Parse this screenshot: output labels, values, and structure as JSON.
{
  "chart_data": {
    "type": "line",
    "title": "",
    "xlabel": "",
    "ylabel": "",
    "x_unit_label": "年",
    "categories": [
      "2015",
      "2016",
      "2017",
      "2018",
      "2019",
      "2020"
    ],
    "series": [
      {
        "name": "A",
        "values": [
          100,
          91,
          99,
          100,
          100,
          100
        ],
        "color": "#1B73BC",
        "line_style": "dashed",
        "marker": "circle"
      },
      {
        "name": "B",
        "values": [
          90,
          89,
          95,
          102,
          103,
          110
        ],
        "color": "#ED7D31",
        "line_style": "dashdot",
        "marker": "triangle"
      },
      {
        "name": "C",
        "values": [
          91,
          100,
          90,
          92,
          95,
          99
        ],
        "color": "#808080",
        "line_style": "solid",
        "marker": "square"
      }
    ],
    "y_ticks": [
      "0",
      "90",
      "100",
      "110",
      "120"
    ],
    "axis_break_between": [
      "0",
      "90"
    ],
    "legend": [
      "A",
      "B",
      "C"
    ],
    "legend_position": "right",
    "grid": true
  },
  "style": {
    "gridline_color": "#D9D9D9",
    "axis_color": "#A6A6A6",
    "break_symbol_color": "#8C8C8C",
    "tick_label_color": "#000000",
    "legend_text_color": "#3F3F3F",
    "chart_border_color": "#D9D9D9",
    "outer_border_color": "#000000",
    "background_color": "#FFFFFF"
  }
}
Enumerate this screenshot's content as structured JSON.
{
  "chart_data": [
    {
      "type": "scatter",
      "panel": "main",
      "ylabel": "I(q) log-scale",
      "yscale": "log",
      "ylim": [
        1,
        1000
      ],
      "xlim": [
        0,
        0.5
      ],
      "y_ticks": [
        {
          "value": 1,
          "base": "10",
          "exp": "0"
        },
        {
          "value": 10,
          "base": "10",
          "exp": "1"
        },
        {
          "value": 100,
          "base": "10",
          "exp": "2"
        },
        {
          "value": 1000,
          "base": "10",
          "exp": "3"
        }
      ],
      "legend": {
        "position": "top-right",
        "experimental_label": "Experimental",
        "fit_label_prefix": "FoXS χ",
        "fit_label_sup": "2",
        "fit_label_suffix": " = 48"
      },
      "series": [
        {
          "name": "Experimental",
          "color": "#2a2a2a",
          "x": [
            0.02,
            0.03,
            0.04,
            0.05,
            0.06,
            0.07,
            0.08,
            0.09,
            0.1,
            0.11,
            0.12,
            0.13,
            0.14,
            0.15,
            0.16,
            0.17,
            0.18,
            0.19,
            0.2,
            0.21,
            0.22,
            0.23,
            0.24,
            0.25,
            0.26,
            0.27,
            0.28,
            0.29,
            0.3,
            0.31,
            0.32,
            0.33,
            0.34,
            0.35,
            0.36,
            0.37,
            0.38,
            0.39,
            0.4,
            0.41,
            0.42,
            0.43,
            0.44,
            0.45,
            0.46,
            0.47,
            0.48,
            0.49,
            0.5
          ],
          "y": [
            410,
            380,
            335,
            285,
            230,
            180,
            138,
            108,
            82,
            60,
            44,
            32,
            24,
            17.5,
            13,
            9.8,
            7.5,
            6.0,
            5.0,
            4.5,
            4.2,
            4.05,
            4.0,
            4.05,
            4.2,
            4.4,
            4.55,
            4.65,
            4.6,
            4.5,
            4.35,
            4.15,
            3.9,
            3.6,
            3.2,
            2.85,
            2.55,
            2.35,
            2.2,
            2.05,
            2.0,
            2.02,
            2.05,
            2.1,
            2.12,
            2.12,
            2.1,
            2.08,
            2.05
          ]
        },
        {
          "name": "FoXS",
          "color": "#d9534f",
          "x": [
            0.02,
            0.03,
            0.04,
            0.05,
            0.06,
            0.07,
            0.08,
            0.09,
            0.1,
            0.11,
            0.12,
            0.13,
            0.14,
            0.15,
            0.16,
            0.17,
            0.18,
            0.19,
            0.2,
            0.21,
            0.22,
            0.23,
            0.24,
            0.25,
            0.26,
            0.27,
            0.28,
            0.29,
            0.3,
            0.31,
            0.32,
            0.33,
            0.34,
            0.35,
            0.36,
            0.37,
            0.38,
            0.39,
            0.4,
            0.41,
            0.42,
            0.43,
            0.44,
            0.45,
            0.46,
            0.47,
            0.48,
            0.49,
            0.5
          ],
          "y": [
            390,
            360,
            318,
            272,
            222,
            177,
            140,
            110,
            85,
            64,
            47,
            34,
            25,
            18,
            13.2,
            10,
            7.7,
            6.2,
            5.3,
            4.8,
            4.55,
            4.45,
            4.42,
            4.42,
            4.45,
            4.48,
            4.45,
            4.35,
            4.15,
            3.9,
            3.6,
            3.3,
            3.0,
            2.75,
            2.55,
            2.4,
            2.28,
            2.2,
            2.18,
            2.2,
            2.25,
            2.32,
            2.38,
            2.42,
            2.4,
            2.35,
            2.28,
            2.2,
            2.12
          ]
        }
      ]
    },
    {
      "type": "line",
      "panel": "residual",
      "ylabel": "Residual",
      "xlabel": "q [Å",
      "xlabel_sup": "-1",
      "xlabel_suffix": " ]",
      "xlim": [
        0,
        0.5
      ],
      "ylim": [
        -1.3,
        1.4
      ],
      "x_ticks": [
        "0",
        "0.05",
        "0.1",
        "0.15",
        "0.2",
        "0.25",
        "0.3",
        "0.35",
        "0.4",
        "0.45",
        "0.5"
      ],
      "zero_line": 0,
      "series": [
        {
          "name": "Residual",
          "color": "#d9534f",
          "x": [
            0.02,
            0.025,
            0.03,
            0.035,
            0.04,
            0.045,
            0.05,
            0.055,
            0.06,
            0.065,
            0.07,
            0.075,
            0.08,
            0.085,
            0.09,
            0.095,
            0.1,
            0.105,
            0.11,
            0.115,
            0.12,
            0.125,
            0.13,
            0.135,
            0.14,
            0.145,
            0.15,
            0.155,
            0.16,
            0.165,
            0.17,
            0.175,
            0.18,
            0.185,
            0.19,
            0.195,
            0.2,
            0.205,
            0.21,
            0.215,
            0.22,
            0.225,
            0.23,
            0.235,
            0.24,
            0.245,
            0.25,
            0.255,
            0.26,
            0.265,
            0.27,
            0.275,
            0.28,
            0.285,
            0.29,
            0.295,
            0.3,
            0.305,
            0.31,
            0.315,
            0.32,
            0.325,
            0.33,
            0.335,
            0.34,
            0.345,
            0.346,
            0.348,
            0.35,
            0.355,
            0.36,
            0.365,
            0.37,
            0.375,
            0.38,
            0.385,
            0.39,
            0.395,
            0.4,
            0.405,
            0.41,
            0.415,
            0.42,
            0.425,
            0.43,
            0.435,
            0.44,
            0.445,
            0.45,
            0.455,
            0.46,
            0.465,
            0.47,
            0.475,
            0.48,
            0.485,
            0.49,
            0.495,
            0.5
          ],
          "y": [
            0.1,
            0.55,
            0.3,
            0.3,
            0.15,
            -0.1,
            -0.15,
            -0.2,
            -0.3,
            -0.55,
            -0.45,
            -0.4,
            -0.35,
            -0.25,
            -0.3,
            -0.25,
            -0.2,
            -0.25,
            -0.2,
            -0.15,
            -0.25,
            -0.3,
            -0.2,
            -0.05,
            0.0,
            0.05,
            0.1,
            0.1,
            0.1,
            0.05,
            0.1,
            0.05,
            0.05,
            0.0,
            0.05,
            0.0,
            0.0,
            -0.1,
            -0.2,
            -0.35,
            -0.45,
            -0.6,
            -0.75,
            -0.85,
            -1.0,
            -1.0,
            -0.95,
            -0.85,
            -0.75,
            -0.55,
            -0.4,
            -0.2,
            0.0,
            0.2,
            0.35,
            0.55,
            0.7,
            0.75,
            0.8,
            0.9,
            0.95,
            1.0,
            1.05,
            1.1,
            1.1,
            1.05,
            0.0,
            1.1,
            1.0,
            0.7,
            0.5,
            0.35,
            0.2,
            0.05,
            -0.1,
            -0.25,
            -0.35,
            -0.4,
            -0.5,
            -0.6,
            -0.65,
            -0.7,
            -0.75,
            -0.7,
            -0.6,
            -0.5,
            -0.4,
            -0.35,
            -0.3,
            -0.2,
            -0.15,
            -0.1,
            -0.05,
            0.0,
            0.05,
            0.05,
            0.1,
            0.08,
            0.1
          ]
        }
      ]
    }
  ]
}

※

■ **Work required**:
Scan the entries above for the word "Experimental" and collect each line holding it.

■ **Solution to this problem**:
        "experimental_label": "Experimental",
          "name": "Experimental",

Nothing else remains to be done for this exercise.